Goal of the exercise:
Write out the listing below without alteration, omitting its pictures.

━━ Task material ━━

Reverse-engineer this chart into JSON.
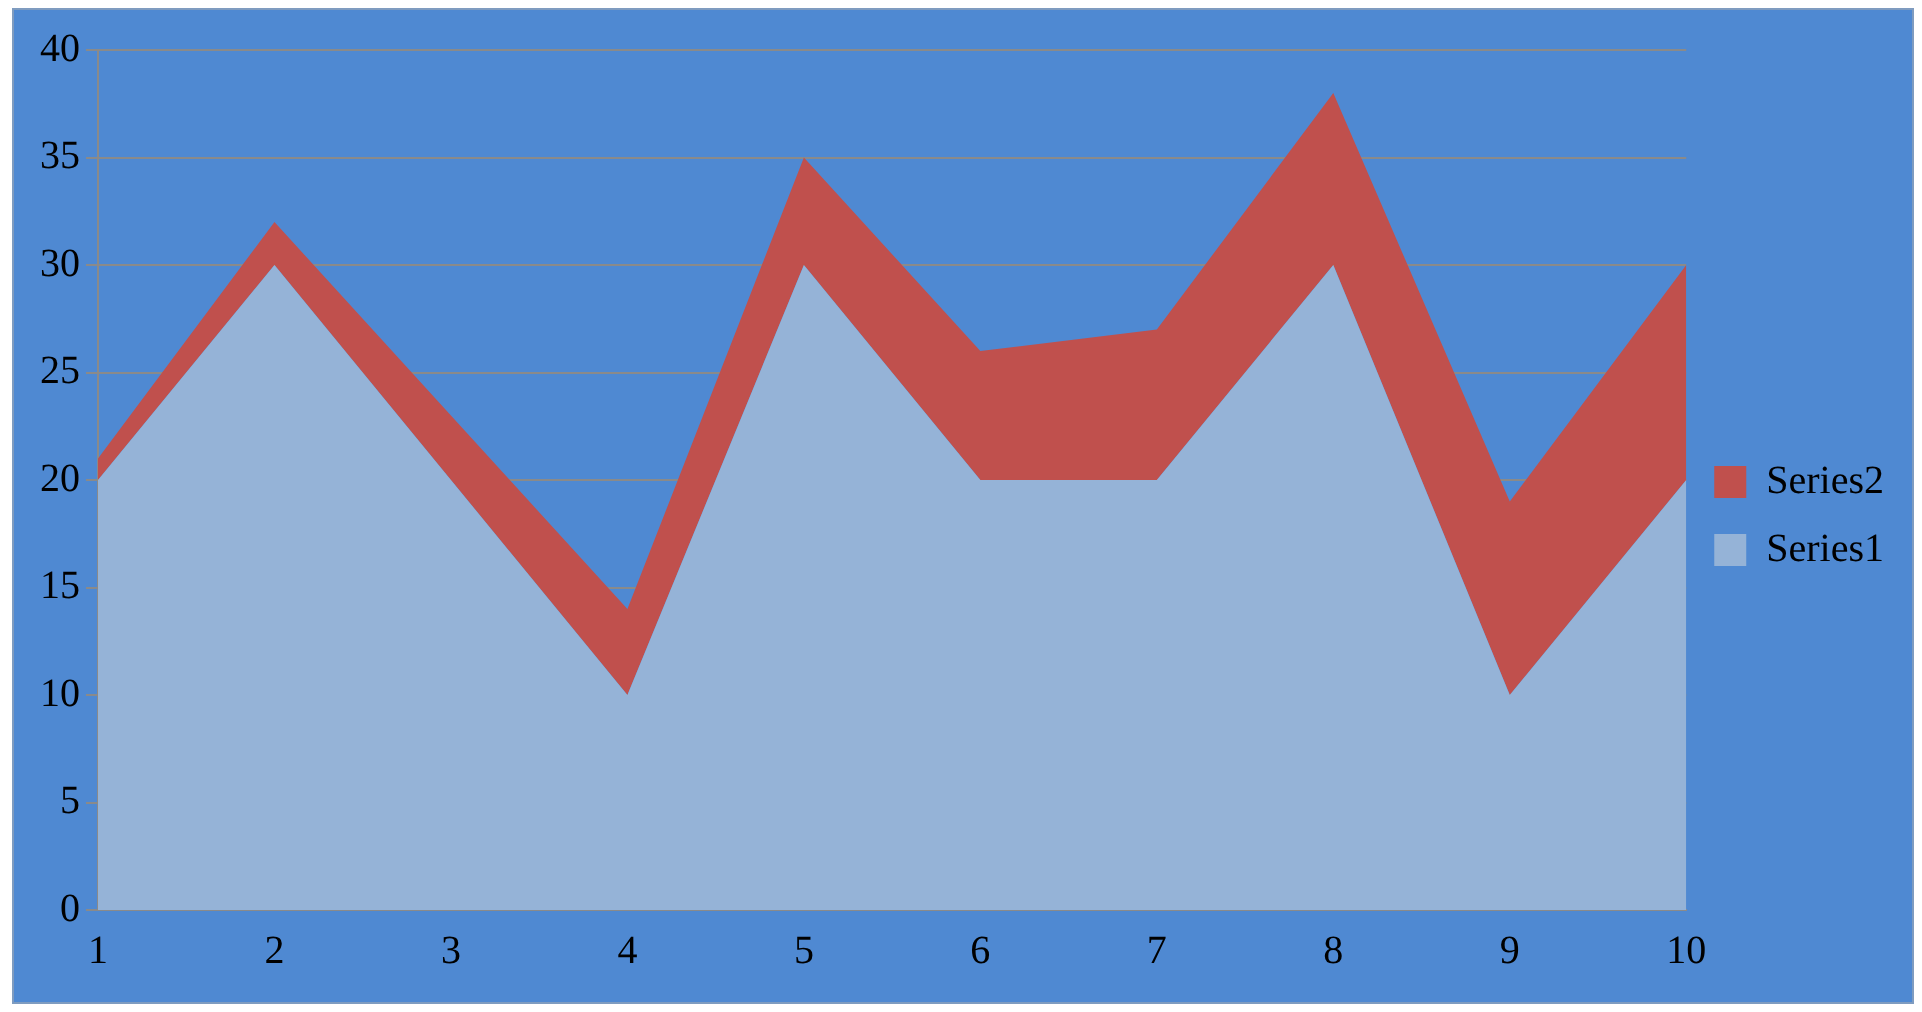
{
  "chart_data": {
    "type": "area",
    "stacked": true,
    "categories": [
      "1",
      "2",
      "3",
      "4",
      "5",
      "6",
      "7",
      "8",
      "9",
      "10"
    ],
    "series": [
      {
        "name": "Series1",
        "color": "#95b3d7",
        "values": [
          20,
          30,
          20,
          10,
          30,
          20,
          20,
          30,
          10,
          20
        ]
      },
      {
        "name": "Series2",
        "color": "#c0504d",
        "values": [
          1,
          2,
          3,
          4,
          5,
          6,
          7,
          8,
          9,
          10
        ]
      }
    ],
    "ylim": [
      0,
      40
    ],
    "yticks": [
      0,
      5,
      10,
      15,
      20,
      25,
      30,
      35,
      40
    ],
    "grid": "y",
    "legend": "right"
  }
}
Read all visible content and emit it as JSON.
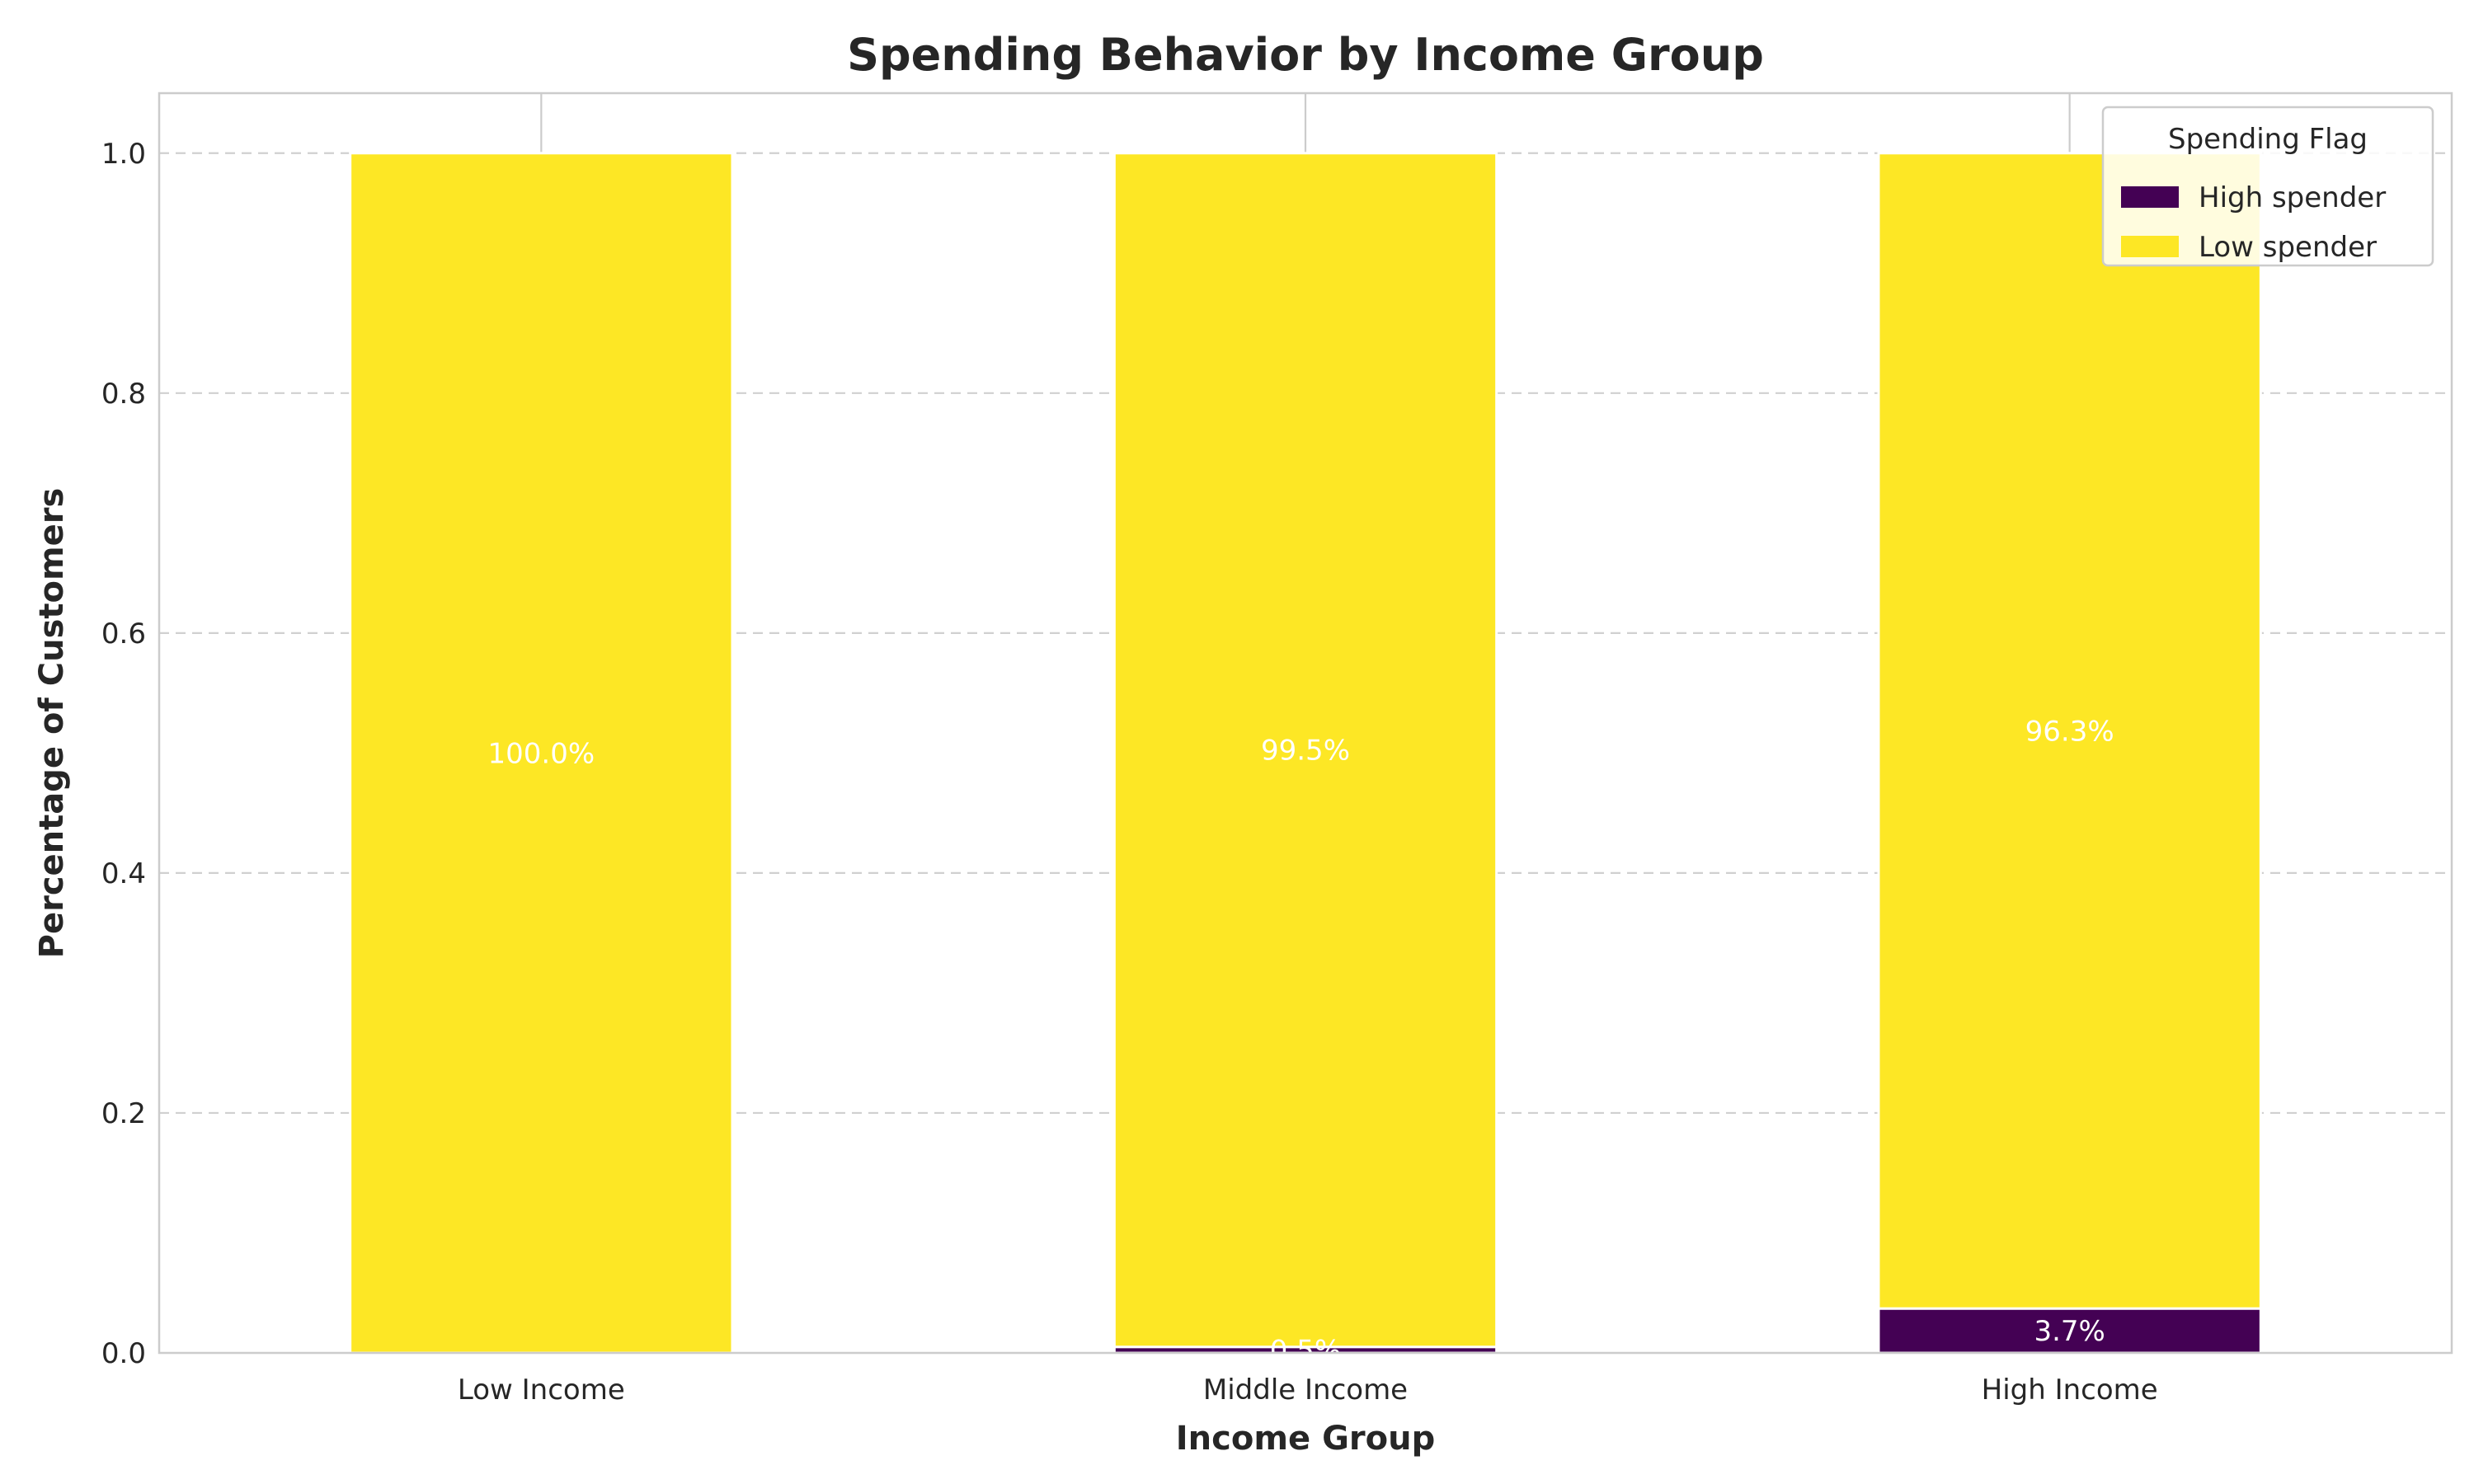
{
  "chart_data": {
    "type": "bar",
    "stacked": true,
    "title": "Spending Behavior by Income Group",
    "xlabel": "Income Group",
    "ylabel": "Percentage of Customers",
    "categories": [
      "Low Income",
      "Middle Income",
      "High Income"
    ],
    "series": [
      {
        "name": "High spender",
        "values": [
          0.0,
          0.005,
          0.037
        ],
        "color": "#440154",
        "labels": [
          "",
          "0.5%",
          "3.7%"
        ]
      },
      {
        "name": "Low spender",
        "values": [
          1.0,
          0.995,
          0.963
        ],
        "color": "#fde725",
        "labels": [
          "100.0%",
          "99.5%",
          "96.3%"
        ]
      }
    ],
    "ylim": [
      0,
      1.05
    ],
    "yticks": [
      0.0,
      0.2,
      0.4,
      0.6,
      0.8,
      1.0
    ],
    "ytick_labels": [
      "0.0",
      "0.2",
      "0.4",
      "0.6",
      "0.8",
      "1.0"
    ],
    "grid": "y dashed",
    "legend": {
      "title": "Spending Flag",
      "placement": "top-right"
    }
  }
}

━━━

Task response:
Reverse-engineer this chart into JSON.
{
  "chart_data": {
    "type": "area",
    "stacked": true,
    "categories": [
      "1",
      "2",
      "3",
      "4",
      "5",
      "6",
      "7",
      "8",
      "9",
      "10"
    ],
    "series": [
      {
        "name": "Series1",
        "color": "#95b3d7",
        "values": [
          20,
          30,
          20,
          10,
          30,
          20,
          20,
          30,
          10,
          20
        ]
      },
      {
        "name": "Series2",
        "color": "#c0504d",
        "values": [
          1,
          2,
          3,
          4,
          5,
          6,
          7,
          8,
          9,
          10
        ]
      }
    ],
    "ylim": [
      0,
      40
    ],
    "yticks": [
      0,
      5,
      10,
      15,
      20,
      25,
      30,
      35,
      40
    ],
    "grid": "y",
    "legend": "right"
  }
}
Read all visible content and emit it as JSON.
{
  "chart_data": {
    "type": "bar",
    "stacked": true,
    "title": "Spending Behavior by Income Group",
    "xlabel": "Income Group",
    "ylabel": "Percentage of Customers",
    "categories": [
      "Low Income",
      "Middle Income",
      "High Income"
    ],
    "series": [
      {
        "name": "High spender",
        "values": [
          0.0,
          0.005,
          0.037
        ],
        "color": "#440154",
        "labels": [
          "",
          "0.5%",
          "3.7%"
        ]
      },
      {
        "name": "Low spender",
        "values": [
          1.0,
          0.995,
          0.963
        ],
        "color": "#fde725",
        "labels": [
          "100.0%",
          "99.5%",
          "96.3%"
        ]
      }
    ],
    "ylim": [
      0,
      1.05
    ],
    "yticks": [
      0.0,
      0.2,
      0.4,
      0.6,
      0.8,
      1.0
    ],
    "ytick_labels": [
      "0.0",
      "0.2",
      "0.4",
      "0.6",
      "0.8",
      "1.0"
    ],
    "grid": "y dashed",
    "legend": {
      "title": "Spending Flag",
      "placement": "top-right"
    }
  }
}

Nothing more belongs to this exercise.